*Exercise*.
Where a line of the material contains the string "本年收入", copy that line.

Data excerpts:

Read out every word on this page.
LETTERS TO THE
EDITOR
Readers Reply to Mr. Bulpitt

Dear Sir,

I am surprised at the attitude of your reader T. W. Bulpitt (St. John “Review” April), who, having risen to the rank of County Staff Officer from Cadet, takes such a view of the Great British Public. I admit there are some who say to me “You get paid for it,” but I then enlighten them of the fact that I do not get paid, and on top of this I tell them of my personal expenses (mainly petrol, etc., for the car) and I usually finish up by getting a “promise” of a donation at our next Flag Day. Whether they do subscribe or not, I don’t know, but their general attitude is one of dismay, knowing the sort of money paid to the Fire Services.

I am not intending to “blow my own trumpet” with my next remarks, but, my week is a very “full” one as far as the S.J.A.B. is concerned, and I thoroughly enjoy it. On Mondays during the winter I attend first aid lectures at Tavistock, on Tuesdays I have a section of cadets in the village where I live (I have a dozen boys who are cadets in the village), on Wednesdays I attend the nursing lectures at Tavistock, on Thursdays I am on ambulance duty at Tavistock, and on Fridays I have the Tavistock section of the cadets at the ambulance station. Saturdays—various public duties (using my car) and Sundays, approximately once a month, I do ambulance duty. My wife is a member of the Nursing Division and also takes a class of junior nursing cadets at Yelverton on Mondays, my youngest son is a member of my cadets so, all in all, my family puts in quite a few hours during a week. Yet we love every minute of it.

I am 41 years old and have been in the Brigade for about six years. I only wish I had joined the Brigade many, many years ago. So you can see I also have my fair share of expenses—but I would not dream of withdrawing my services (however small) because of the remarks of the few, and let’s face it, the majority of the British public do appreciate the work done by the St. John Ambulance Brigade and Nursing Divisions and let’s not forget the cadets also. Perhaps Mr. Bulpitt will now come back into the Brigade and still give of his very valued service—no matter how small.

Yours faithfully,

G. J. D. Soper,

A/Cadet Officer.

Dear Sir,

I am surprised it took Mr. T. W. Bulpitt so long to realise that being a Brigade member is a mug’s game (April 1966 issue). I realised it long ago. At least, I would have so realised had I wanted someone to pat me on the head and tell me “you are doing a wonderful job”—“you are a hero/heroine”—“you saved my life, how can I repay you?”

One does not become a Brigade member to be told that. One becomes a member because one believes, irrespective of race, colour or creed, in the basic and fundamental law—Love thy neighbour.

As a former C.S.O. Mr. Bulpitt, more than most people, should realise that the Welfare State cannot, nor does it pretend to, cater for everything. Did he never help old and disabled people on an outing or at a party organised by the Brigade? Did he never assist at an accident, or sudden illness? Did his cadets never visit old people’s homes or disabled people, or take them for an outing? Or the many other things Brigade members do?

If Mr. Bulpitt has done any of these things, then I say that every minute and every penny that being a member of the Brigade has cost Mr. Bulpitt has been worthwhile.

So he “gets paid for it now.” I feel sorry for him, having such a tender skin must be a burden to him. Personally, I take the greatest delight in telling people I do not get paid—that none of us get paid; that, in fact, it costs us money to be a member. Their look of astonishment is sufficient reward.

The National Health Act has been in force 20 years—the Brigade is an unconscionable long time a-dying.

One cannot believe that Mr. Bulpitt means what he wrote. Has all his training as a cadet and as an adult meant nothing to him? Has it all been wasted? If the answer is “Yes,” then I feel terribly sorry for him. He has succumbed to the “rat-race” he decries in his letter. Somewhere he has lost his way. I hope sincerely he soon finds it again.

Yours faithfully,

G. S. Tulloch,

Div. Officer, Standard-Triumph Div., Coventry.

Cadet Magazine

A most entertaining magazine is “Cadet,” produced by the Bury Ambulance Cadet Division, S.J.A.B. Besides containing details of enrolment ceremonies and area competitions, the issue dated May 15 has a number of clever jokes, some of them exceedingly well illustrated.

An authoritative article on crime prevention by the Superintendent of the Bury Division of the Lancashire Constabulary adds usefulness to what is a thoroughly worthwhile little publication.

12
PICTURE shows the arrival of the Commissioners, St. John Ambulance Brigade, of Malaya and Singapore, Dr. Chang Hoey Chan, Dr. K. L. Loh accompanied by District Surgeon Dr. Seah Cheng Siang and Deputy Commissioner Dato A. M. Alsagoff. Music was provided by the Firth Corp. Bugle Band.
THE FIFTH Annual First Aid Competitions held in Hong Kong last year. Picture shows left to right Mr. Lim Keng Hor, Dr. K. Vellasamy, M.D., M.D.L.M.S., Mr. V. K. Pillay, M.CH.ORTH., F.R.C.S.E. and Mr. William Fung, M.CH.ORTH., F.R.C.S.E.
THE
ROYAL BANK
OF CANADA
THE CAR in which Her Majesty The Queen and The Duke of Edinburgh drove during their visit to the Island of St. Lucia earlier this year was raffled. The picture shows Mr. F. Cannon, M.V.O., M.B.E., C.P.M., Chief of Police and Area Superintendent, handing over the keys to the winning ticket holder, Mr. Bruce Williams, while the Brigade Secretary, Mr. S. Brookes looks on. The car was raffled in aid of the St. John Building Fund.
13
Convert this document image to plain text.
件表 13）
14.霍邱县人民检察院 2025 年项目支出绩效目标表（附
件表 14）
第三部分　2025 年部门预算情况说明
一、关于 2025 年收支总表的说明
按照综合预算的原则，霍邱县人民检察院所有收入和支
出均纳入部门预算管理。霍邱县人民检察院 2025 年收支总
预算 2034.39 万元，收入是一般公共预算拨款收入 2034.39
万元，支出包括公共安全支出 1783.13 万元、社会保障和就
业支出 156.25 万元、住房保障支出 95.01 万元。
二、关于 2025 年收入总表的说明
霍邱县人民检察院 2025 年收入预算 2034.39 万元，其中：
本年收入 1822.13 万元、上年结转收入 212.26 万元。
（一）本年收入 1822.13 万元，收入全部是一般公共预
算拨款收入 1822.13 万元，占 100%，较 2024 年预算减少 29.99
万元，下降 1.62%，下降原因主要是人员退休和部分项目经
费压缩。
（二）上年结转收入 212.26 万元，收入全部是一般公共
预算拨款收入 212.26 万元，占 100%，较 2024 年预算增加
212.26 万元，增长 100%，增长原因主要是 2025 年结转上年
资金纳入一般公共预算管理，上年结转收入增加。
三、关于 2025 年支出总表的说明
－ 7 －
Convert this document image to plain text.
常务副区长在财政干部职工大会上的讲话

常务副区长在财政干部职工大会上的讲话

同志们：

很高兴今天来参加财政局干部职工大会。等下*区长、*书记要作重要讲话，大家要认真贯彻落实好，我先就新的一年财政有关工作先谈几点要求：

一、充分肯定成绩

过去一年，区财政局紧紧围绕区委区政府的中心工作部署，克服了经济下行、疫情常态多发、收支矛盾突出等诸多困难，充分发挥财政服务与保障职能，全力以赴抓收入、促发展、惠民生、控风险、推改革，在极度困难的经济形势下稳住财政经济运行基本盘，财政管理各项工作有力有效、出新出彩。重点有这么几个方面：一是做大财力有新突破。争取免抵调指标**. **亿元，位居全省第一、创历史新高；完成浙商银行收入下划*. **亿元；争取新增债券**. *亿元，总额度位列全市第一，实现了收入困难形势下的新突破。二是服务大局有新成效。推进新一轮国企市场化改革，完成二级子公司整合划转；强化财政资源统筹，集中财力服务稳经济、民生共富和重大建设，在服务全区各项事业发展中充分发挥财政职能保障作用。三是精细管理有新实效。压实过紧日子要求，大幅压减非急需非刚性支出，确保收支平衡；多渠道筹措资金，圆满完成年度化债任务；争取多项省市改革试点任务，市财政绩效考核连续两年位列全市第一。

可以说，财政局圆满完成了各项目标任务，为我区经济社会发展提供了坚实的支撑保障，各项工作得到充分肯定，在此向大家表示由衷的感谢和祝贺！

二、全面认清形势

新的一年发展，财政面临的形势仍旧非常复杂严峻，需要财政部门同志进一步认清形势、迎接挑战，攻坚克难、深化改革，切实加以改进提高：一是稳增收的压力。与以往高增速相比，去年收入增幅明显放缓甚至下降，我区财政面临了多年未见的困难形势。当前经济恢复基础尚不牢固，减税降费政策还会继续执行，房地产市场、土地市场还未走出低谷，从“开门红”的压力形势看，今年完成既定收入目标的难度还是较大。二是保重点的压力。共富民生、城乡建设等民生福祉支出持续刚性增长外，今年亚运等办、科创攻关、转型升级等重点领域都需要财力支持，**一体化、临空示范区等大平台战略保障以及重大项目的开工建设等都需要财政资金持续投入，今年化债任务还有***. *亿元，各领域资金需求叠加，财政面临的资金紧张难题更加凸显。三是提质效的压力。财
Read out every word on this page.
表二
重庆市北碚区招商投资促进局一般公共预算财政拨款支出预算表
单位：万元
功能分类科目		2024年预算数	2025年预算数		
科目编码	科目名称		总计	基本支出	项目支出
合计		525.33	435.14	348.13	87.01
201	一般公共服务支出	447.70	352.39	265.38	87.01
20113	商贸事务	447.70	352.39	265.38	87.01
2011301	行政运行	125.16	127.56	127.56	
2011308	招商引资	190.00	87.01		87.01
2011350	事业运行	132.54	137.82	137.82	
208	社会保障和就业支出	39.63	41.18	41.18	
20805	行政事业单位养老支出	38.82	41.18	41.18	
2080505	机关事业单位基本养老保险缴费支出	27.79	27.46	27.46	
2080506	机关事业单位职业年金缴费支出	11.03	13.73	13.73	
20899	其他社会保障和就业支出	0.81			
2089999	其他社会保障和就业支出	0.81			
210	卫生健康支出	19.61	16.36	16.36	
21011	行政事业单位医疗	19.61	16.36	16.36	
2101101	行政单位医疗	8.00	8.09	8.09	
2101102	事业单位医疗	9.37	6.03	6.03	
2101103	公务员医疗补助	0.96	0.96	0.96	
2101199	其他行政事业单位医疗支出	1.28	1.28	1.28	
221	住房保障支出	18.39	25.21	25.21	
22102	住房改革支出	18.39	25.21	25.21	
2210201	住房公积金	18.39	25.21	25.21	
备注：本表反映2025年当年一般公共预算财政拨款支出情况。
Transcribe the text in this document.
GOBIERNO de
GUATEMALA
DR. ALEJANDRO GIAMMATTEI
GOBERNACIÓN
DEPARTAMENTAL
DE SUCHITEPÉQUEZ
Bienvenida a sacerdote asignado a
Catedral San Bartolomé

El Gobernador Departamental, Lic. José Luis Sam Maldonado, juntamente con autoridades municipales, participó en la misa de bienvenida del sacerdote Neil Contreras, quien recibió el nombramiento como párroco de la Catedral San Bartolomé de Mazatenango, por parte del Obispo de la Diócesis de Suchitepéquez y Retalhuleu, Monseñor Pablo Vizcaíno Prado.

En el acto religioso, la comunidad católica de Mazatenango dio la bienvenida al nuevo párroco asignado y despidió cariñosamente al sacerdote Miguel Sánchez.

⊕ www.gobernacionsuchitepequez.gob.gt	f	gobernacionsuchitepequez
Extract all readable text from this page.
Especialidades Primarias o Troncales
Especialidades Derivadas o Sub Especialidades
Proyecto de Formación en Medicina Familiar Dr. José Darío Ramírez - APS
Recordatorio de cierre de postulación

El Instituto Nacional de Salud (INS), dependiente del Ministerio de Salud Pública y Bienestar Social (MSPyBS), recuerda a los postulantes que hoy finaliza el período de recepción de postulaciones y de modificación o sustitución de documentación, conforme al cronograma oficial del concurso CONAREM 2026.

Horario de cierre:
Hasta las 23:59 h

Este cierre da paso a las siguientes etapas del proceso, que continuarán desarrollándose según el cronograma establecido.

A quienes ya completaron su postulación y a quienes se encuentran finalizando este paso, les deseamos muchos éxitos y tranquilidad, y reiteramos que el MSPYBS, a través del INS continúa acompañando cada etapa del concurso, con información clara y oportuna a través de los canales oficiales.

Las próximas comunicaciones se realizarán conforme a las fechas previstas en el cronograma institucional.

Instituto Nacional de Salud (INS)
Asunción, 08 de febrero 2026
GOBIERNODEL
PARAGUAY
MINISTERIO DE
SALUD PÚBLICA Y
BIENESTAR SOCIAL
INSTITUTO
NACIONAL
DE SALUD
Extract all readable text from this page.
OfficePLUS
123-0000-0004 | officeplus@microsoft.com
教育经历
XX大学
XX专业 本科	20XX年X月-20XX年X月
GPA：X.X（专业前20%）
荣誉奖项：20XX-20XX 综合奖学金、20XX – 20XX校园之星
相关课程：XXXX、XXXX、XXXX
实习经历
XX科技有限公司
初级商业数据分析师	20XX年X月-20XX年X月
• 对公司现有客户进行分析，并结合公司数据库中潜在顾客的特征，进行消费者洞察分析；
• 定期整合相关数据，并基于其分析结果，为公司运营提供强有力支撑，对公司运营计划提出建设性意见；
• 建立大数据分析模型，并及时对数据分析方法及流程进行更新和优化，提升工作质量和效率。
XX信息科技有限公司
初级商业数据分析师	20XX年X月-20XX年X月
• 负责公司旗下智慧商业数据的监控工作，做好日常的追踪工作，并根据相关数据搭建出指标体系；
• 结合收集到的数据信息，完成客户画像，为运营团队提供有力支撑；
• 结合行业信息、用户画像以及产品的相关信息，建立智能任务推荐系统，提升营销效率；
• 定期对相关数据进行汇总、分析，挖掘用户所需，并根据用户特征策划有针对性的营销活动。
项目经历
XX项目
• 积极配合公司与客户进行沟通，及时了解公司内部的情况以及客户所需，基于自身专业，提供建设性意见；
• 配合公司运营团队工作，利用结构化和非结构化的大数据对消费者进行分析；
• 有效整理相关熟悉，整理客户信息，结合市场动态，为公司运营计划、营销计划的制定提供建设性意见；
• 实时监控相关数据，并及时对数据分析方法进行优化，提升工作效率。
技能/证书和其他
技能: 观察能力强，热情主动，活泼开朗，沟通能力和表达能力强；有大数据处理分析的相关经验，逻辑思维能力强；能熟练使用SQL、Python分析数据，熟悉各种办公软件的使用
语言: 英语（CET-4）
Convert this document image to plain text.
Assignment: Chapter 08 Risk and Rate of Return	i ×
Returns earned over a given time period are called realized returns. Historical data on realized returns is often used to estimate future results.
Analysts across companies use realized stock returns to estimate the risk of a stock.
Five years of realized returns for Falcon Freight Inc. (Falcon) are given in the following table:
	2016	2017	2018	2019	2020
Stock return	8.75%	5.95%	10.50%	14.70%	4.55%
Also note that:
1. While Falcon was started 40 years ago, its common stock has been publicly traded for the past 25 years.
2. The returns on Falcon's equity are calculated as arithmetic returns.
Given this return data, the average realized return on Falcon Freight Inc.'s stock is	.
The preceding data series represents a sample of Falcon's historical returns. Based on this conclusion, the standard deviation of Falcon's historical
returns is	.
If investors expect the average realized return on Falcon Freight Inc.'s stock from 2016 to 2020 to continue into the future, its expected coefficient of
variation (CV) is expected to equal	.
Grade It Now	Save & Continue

*Output of the task*.
本年收入 1822.13 万元、上年结转收入 212.26 万元。
（一）本年收入 1822.13 万元，收入全部是一般公共预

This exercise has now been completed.